## Begin Dataset

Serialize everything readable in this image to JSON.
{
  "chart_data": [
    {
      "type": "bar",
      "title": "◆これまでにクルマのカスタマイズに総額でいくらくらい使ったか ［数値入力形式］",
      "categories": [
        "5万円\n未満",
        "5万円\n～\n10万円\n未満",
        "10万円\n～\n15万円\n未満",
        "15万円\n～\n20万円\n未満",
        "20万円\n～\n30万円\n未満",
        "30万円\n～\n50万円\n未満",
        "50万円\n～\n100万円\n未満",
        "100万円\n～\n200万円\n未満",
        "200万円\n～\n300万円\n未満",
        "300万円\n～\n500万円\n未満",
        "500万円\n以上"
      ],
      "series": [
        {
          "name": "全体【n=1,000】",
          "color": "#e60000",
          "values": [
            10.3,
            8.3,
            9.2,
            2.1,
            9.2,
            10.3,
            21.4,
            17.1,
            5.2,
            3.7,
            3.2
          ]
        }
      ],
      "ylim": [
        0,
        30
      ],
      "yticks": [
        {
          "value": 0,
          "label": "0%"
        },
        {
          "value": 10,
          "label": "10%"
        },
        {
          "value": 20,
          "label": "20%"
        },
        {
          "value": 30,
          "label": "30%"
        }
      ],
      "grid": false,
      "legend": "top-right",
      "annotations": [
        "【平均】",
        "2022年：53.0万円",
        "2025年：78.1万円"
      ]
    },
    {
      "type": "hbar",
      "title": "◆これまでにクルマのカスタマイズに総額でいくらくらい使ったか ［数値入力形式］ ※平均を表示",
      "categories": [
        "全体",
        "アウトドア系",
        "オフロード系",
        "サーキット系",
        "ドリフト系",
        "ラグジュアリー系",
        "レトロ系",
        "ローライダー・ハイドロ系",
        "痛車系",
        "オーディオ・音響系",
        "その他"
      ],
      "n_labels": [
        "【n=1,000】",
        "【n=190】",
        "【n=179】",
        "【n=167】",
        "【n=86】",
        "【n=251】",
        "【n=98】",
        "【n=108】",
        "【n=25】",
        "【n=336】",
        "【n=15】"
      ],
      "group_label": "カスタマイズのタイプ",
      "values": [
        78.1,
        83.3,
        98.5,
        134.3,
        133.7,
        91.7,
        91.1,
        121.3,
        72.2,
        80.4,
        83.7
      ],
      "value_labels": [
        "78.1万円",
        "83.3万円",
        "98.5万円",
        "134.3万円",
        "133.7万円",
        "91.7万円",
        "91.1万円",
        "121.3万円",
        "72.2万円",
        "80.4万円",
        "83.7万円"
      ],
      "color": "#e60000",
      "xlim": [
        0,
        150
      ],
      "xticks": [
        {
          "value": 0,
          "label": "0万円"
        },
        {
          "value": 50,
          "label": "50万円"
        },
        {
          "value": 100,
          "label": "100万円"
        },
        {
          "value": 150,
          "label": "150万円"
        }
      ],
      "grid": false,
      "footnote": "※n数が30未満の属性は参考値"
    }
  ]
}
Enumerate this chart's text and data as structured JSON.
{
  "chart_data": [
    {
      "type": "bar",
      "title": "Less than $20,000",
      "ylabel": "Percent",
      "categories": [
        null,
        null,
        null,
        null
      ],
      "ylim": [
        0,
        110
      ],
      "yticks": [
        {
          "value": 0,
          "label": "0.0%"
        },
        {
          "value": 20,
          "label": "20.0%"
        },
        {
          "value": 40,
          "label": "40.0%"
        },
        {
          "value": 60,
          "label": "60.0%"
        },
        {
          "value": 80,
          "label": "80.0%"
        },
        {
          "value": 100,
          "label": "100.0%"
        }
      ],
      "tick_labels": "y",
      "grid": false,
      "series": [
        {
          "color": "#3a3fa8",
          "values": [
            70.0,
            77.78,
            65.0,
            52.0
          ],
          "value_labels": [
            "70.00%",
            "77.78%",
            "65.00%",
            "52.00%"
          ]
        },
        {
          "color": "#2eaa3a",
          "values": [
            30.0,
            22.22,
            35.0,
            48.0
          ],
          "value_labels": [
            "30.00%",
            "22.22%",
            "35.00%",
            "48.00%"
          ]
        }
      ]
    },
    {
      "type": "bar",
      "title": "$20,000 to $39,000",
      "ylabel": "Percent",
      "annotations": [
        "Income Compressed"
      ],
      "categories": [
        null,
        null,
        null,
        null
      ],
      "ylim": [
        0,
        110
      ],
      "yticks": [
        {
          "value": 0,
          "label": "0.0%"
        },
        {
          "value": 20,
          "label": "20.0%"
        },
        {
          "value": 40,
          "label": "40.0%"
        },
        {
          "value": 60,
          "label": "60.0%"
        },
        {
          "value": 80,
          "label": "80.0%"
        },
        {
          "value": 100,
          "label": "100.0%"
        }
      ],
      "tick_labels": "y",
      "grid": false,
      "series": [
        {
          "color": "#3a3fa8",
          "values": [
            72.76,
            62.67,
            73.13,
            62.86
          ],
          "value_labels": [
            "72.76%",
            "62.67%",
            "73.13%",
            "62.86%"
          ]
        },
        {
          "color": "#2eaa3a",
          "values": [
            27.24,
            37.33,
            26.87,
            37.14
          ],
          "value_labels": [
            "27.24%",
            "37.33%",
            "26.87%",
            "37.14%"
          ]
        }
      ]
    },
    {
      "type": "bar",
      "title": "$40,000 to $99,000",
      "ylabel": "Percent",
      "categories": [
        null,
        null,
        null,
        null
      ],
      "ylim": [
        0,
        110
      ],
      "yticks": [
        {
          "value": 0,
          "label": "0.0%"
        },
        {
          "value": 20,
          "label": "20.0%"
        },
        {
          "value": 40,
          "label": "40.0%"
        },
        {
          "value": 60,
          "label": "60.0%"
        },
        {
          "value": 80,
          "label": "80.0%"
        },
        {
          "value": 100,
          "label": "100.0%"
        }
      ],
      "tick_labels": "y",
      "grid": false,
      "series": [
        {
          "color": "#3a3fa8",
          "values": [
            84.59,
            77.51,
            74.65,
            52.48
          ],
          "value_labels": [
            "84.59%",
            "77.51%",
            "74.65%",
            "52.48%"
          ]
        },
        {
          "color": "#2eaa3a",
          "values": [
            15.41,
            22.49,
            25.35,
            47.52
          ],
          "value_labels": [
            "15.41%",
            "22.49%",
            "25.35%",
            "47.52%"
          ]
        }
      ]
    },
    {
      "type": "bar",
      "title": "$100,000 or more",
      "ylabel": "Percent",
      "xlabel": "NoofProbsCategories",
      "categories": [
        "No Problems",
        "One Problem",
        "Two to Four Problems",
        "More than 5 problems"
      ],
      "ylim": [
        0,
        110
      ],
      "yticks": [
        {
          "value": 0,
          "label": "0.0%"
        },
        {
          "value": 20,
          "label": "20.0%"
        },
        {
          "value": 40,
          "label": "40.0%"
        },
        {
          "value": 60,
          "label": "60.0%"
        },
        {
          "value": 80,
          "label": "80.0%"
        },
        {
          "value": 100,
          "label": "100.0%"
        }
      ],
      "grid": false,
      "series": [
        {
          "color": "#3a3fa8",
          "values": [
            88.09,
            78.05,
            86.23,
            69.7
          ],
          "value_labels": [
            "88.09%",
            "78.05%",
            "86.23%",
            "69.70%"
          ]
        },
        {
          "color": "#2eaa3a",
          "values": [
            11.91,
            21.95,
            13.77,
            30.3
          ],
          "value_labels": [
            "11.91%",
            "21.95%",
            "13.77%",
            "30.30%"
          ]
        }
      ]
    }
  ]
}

## End Dataset

- **What this task involves**: Output the listing above without altering a single character.

- **Solution to this task**:
Serialize everything readable in this image to JSON.
{
  "chart_data": [
    {
      "type": "bar",
      "title": "◆これまでにクルマのカスタマイズに総額でいくらくらい使ったか ［数値入力形式］",
      "categories": [
        "5万円\n未満",
        "5万円\n～\n10万円\n未満",
        "10万円\n～\n15万円\n未満",
        "15万円\n～\n20万円\n未満",
        "20万円\n～\n30万円\n未満",
        "30万円\n～\n50万円\n未満",
        "50万円\n～\n100万円\n未満",
        "100万円\n～\n200万円\n未満",
        "200万円\n～\n300万円\n未満",
        "300万円\n～\n500万円\n未満",
        "500万円\n以上"
      ],
      "series": [
        {
          "name": "全体【n=1,000】",
          "color": "#e60000",
          "values": [
            10.3,
            8.3,
            9.2,
            2.1,
            9.2,
            10.3,
            21.4,
            17.1,
            5.2,
            3.7,
            3.2
          ]
        }
      ],
      "ylim": [
        0,
        30
      ],
      "yticks": [
        {
          "value": 0,
          "label": "0%"
        },
        {
          "value": 10,
          "label": "10%"
        },
        {
          "value": 20,
          "label": "20%"
        },
        {
          "value": 30,
          "label": "30%"
        }
      ],
      "grid": false,
      "legend": "top-right",
      "annotations": [
        "【平均】",
        "2022年：53.0万円",
        "2025年：78.1万円"
      ]
    },
    {
      "type": "hbar",
      "title": "◆これまでにクルマのカスタマイズに総額でいくらくらい使ったか ［数値入力形式］ ※平均を表示",
      "categories": [
        "全体",
        "アウトドア系",
        "オフロード系",
        "サーキット系",
        "ドリフト系",
        "ラグジュアリー系",
        "レトロ系",
        "ローライダー・ハイドロ系",
        "痛車系",
        "オーディオ・音響系",
        "その他"
      ],
      "n_labels": [
        "【n=1,000】",
        "【n=190】",
        "【n=179】",
        "【n=167】",
        "【n=86】",
        "【n=251】",
        "【n=98】",
        "【n=108】",
        "【n=25】",
        "【n=336】",
        "【n=15】"
      ],
      "group_label": "カスタマイズのタイプ",
      "values": [
        78.1,
        83.3,
        98.5,
        134.3,
        133.7,
        91.7,
        91.1,
        121.3,
        72.2,
        80.4,
        83.7
      ],
      "value_labels": [
        "78.1万円",
        "83.3万円",
        "98.5万円",
        "134.3万円",
        "133.7万円",
        "91.7万円",
        "91.1万円",
        "121.3万円",
        "72.2万円",
        "80.4万円",
        "83.7万円"
      ],
      "color": "#e60000",
      "xlim": [
        0,
        150
      ],
      "xticks": [
        {
          "value": 0,
          "label": "0万円"
        },
        {
          "value": 50,
          "label": "50万円"
        },
        {
          "value": 100,
          "label": "100万円"
        },
        {
          "value": 150,
          "label": "150万円"
        }
      ],
      "grid": false,
      "footnote": "※n数が30未満の属性は参考値"
    }
  ]
}
Enumerate this chart's text and data as structured JSON.
{
  "chart_data": [
    {
      "type": "bar",
      "title": "Less than $20,000",
      "ylabel": "Percent",
      "categories": [
        null,
        null,
        null,
        null
      ],
      "ylim": [
        0,
        110
      ],
      "yticks": [
        {
          "value": 0,
          "label": "0.0%"
        },
        {
          "value": 20,
          "label": "20.0%"
        },
        {
          "value": 40,
          "label": "40.0%"
        },
        {
          "value": 60,
          "label": "60.0%"
        },
        {
          "value": 80,
          "label": "80.0%"
        },
        {
          "value": 100,
          "label": "100.0%"
        }
      ],
      "tick_labels": "y",
      "grid": false,
      "series": [
        {
          "color": "#3a3fa8",
          "values": [
            70.0,
            77.78,
            65.0,
            52.0
          ],
          "value_labels": [
            "70.00%",
            "77.78%",
            "65.00%",
            "52.00%"
          ]
        },
        {
          "color": "#2eaa3a",
          "values": [
            30.0,
            22.22,
            35.0,
            48.0
          ],
          "value_labels": [
            "30.00%",
            "22.22%",
            "35.00%",
            "48.00%"
          ]
        }
      ]
    },
    {
      "type": "bar",
      "title": "$20,000 to $39,000",
      "ylabel": "Percent",
      "annotations": [
        "Income Compressed"
      ],
      "categories": [
        null,
        null,
        null,
        null
      ],
      "ylim": [
        0,
        110
      ],
      "yticks": [
        {
          "value": 0,
          "label": "0.0%"
        },
        {
          "value": 20,
          "label": "20.0%"
        },
        {
          "value": 40,
          "label": "40.0%"
        },
        {
          "value": 60,
          "label": "60.0%"
        },
        {
          "value": 80,
          "label": "80.0%"
        },
        {
          "value": 100,
          "label": "100.0%"
        }
      ],
      "tick_labels": "y",
      "grid": false,
      "series": [
        {
          "color": "#3a3fa8",
          "values": [
            72.76,
            62.67,
            73.13,
            62.86
          ],
          "value_labels": [
            "72.76%",
            "62.67%",
            "73.13%",
            "62.86%"
          ]
        },
        {
          "color": "#2eaa3a",
          "values": [
            27.24,
            37.33,
            26.87,
            37.14
          ],
          "value_labels": [
            "27.24%",
            "37.33%",
            "26.87%",
            "37.14%"
          ]
        }
      ]
    },
    {
      "type": "bar",
      "title": "$40,000 to $99,000",
      "ylabel": "Percent",
      "categories": [
        null,
        null,
        null,
        null
      ],
      "ylim": [
        0,
        110
      ],
      "yticks": [
        {
          "value": 0,
          "label": "0.0%"
        },
        {
          "value": 20,
          "label": "20.0%"
        },
        {
          "value": 40,
          "label": "40.0%"
        },
        {
          "value": 60,
          "label": "60.0%"
        },
        {
          "value": 80,
          "label": "80.0%"
        },
        {
          "value": 100,
          "label": "100.0%"
        }
      ],
      "tick_labels": "y",
      "grid": false,
      "series": [
        {
          "color": "#3a3fa8",
          "values": [
            84.59,
            77.51,
            74.65,
            52.48
          ],
          "value_labels": [
            "84.59%",
            "77.51%",
            "74.65%",
            "52.48%"
          ]
        },
        {
          "color": "#2eaa3a",
          "values": [
            15.41,
            22.49,
            25.35,
            47.52
          ],
          "value_labels": [
            "15.41%",
            "22.49%",
            "25.35%",
            "47.52%"
          ]
        }
      ]
    },
    {
      "type": "bar",
      "title": "$100,000 or more",
      "ylabel": "Percent",
      "xlabel": "NoofProbsCategories",
      "categories": [
        "No Problems",
        "One Problem",
        "Two to Four Problems",
        "More than 5 problems"
      ],
      "ylim": [
        0,
        110
      ],
      "yticks": [
        {
          "value": 0,
          "label": "0.0%"
        },
        {
          "value": 20,
          "label": "20.0%"
        },
        {
          "value": 40,
          "label": "40.0%"
        },
        {
          "value": 60,
          "label": "60.0%"
        },
        {
          "value": 80,
          "label": "80.0%"
        },
        {
          "value": 100,
          "label": "100.0%"
        }
      ],
      "grid": false,
      "series": [
        {
          "color": "#3a3fa8",
          "values": [
            88.09,
            78.05,
            86.23,
            69.7
          ],
          "value_labels": [
            "88.09%",
            "78.05%",
            "86.23%",
            "69.70%"
          ]
        },
        {
          "color": "#2eaa3a",
          "values": [
            11.91,
            21.95,
            13.77,
            30.3
          ],
          "value_labels": [
            "11.91%",
            "21.95%",
            "13.77%",
            "30.30%"
          ]
        }
      ]
    }
  ]
}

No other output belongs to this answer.